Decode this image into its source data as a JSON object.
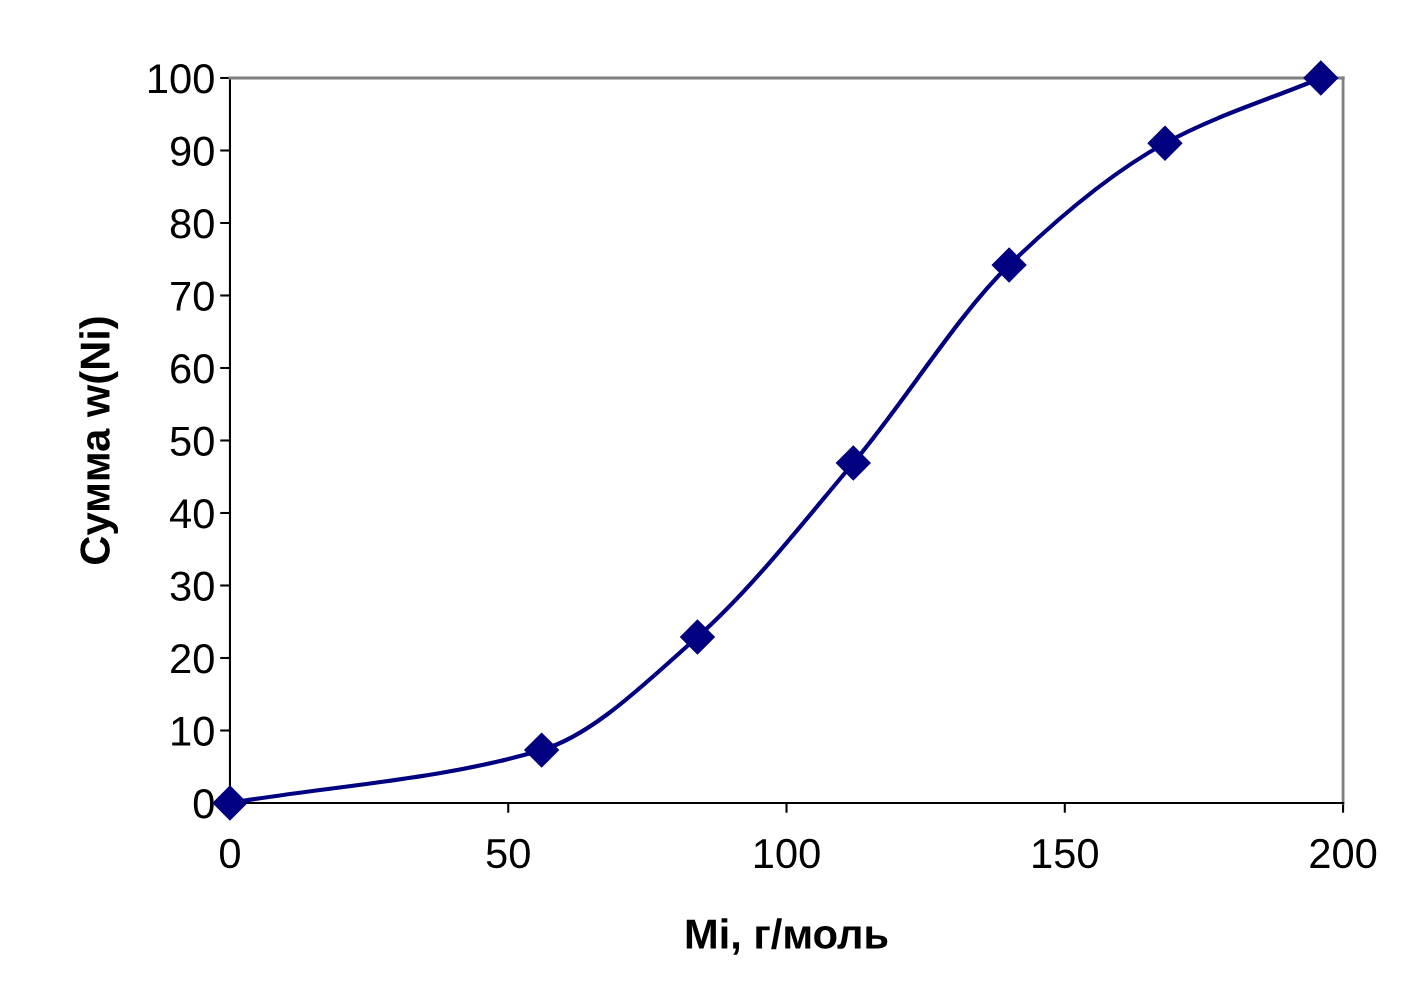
{
  "chart_data": {
    "type": "line",
    "xlabel": "Mi, г/моль",
    "ylabel": "Сумма w(Ni)",
    "x": [
      0,
      56,
      84,
      112,
      140,
      168,
      196
    ],
    "series": [
      {
        "color": "#000080",
        "values": [
          0,
          7.3,
          22.9,
          46.9,
          74.2,
          91.0,
          100
        ]
      }
    ],
    "xlim": [
      0,
      200
    ],
    "ylim": [
      0,
      100
    ],
    "xticks": [
      0,
      50,
      100,
      150,
      200
    ],
    "yticks": [
      0,
      10,
      20,
      30,
      40,
      50,
      60,
      70,
      80,
      90,
      100
    ],
    "marker": "diamond",
    "line_style": "solid",
    "grid": false,
    "legend": false
  }
}
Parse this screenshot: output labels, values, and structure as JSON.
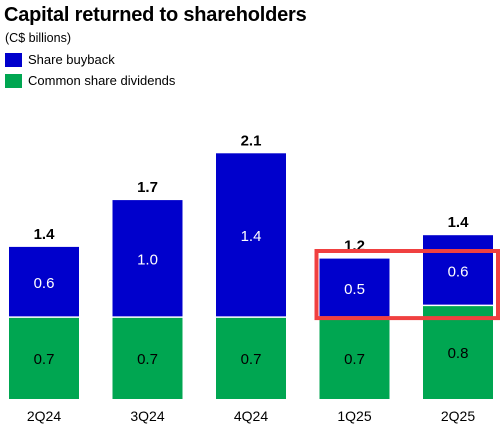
{
  "chart_data": {
    "type": "bar",
    "stacked": true,
    "title": "Capital returned to shareholders",
    "subtitle": "(C$ billions)",
    "categories": [
      "2Q24",
      "3Q24",
      "4Q24",
      "1Q25",
      "2Q25"
    ],
    "series": [
      {
        "name": "Common share dividends",
        "values": [
          0.7,
          0.7,
          0.7,
          0.7,
          0.8
        ],
        "color": "#00a651",
        "label_color": "#000000"
      },
      {
        "name": "Share buyback",
        "values": [
          0.6,
          1.0,
          1.4,
          0.5,
          0.6
        ],
        "color": "#0000cc",
        "label_color": "#ffffff"
      }
    ],
    "value_labels": [
      [
        "0.7",
        "0.7",
        "0.7",
        "0.7",
        "0.8"
      ],
      [
        "0.6",
        "1.0",
        "1.4",
        "0.5",
        "0.6"
      ]
    ],
    "totals": [
      1.4,
      1.7,
      2.1,
      1.2,
      1.4
    ],
    "total_labels": [
      "1.4",
      "1.7",
      "2.1",
      "1.2",
      "1.4"
    ],
    "legend": {
      "placement": "top-left",
      "entries": [
        {
          "label": "Share buyback",
          "color": "#0000cc"
        },
        {
          "label": "Common share dividends",
          "color": "#00a651"
        }
      ]
    },
    "highlight": {
      "categories": [
        "1Q25",
        "2Q25"
      ],
      "series": "Share buyback",
      "color": "#f04040"
    },
    "ylim": [
      0,
      2.2
    ],
    "grid": false
  }
}
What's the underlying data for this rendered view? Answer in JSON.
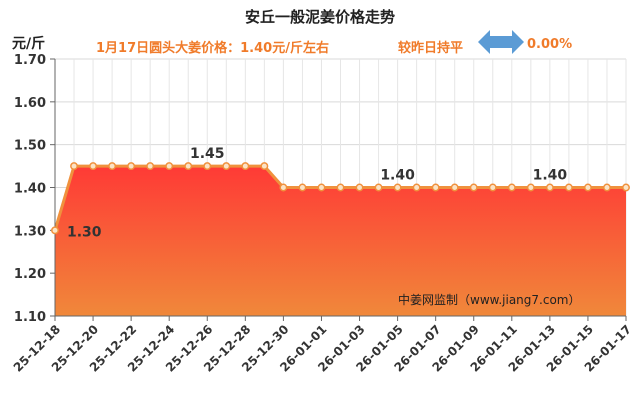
{
  "title": "安丘一般泥姜价格走势",
  "subtitle": {
    "left": "1月17日圆头大姜价格：1.40元/斤左右",
    "mid": "较昨日持平",
    "right": "0.00%"
  },
  "unit": "元/斤",
  "watermark": "中姜网监制（www.jiang7.com）",
  "colors": {
    "line": "#f0913d",
    "fill_top": "#ff3a36",
    "fill_bottom": "#f0883a",
    "accent": "#f07b2a",
    "arrow": "#5b9bd5"
  },
  "icons": {
    "trend": "left-right-arrow-icon"
  },
  "chart_data": {
    "type": "area",
    "title": "安丘一般泥姜价格走势",
    "ylabel": "元/斤",
    "xlabel": "",
    "ylim": [
      1.1,
      1.7
    ],
    "yticks": [
      "1.10",
      "1.20",
      "1.30",
      "1.40",
      "1.50",
      "1.60",
      "1.70"
    ],
    "grid": true,
    "x": [
      "25-12-18",
      "25-12-19",
      "25-12-20",
      "25-12-21",
      "25-12-22",
      "25-12-23",
      "25-12-24",
      "25-12-25",
      "25-12-26",
      "25-12-27",
      "25-12-28",
      "25-12-29",
      "25-12-30",
      "25-12-31",
      "26-01-01",
      "26-01-02",
      "26-01-03",
      "26-01-04",
      "26-01-05",
      "26-01-06",
      "26-01-07",
      "26-01-08",
      "26-01-09",
      "26-01-10",
      "26-01-11",
      "26-01-12",
      "26-01-13",
      "26-01-14",
      "26-01-15",
      "26-01-16",
      "26-01-17"
    ],
    "xtick_labels": [
      "25-12-18",
      "25-12-20",
      "25-12-22",
      "25-12-24",
      "25-12-26",
      "25-12-28",
      "25-12-30",
      "26-01-01",
      "26-01-03",
      "26-01-05",
      "26-01-07",
      "26-01-09",
      "26-01-11",
      "26-01-13",
      "26-01-15",
      "26-01-17"
    ],
    "values": [
      1.3,
      1.45,
      1.45,
      1.45,
      1.45,
      1.45,
      1.45,
      1.45,
      1.45,
      1.45,
      1.45,
      1.45,
      1.4,
      1.4,
      1.4,
      1.4,
      1.4,
      1.4,
      1.4,
      1.4,
      1.4,
      1.4,
      1.4,
      1.4,
      1.4,
      1.4,
      1.4,
      1.4,
      1.4,
      1.4,
      1.4
    ],
    "data_labels": [
      {
        "index": 0,
        "text": "1.30"
      },
      {
        "index": 8,
        "text": "1.45"
      },
      {
        "index": 18,
        "text": "1.40"
      },
      {
        "index": 26,
        "text": "1.40"
      }
    ]
  }
}
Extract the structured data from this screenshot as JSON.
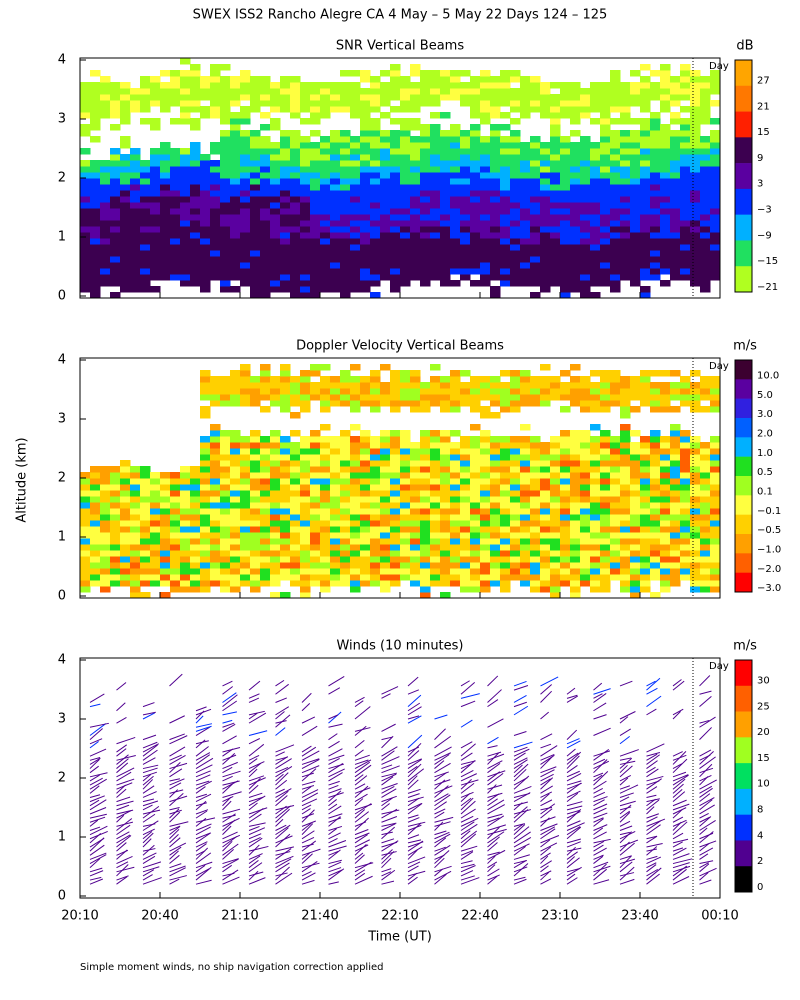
{
  "title": "SWEX ISS2 Rancho Alegre CA   4 May –  5 May 22 Days 124 – 125",
  "y_axis_label": "Altitude (km)",
  "x_axis_label": "Time (UT)",
  "xticks": [
    "20:10",
    "20:40",
    "21:10",
    "21:40",
    "22:10",
    "22:40",
    "23:10",
    "23:40",
    "00:10"
  ],
  "footnote": "Simple moment winds, no ship navigation correction applied",
  "panels": [
    {
      "title": "SNR Vertical Beams",
      "unit": "dB",
      "day_label": "Day",
      "yticks": [
        "0",
        "1",
        "2",
        "3",
        "4"
      ],
      "colorbar": {
        "labels": [
          "27",
          "21",
          "15",
          "9",
          "3",
          "−3",
          "−9",
          "−15",
          "−21"
        ],
        "colors": [
          "#ffa500",
          "#ff7800",
          "#ff2000",
          "#3c0050",
          "#5a00a0",
          "#0030ff",
          "#00b0ff",
          "#20e060",
          "#b0ff20"
        ]
      }
    },
    {
      "title": "Doppler Velocity Vertical Beams",
      "unit": "m/s",
      "day_label": "Day",
      "yticks": [
        "0",
        "1",
        "2",
        "3",
        "4"
      ],
      "colorbar": {
        "labels": [
          "10.0",
          "5.0",
          "3.0",
          "2.0",
          "1.0",
          "0.5",
          "0.1",
          "−0.1",
          "−0.5",
          "−1.0",
          "−2.0",
          "−3.0"
        ],
        "colors": [
          "#3c0030",
          "#5a00a0",
          "#3020e0",
          "#0060ff",
          "#00b0ff",
          "#20e020",
          "#a0ff20",
          "#ffff40",
          "#ffd000",
          "#ffa000",
          "#ff6000",
          "#ff0000"
        ]
      }
    },
    {
      "title": "Winds (10 minutes)",
      "unit": "m/s",
      "day_label": "Day",
      "yticks": [
        "0",
        "1",
        "2",
        "3",
        "4"
      ],
      "colorbar": {
        "labels": [
          "30",
          "25",
          "20",
          "15",
          "10",
          "8",
          "4",
          "2",
          "0"
        ],
        "colors": [
          "#ff0000",
          "#ff6000",
          "#ffa000",
          "#a0ff20",
          "#00e060",
          "#00b0ff",
          "#0030ff",
          "#500090",
          "#000000"
        ]
      }
    }
  ]
}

--------------------------------------------------

- [EXERCISE REQUIREMENTS]:
Give the count of lines in the listing that hold the word "screenshot", with no other text.

- [EXERCISE RESPONSE]:
2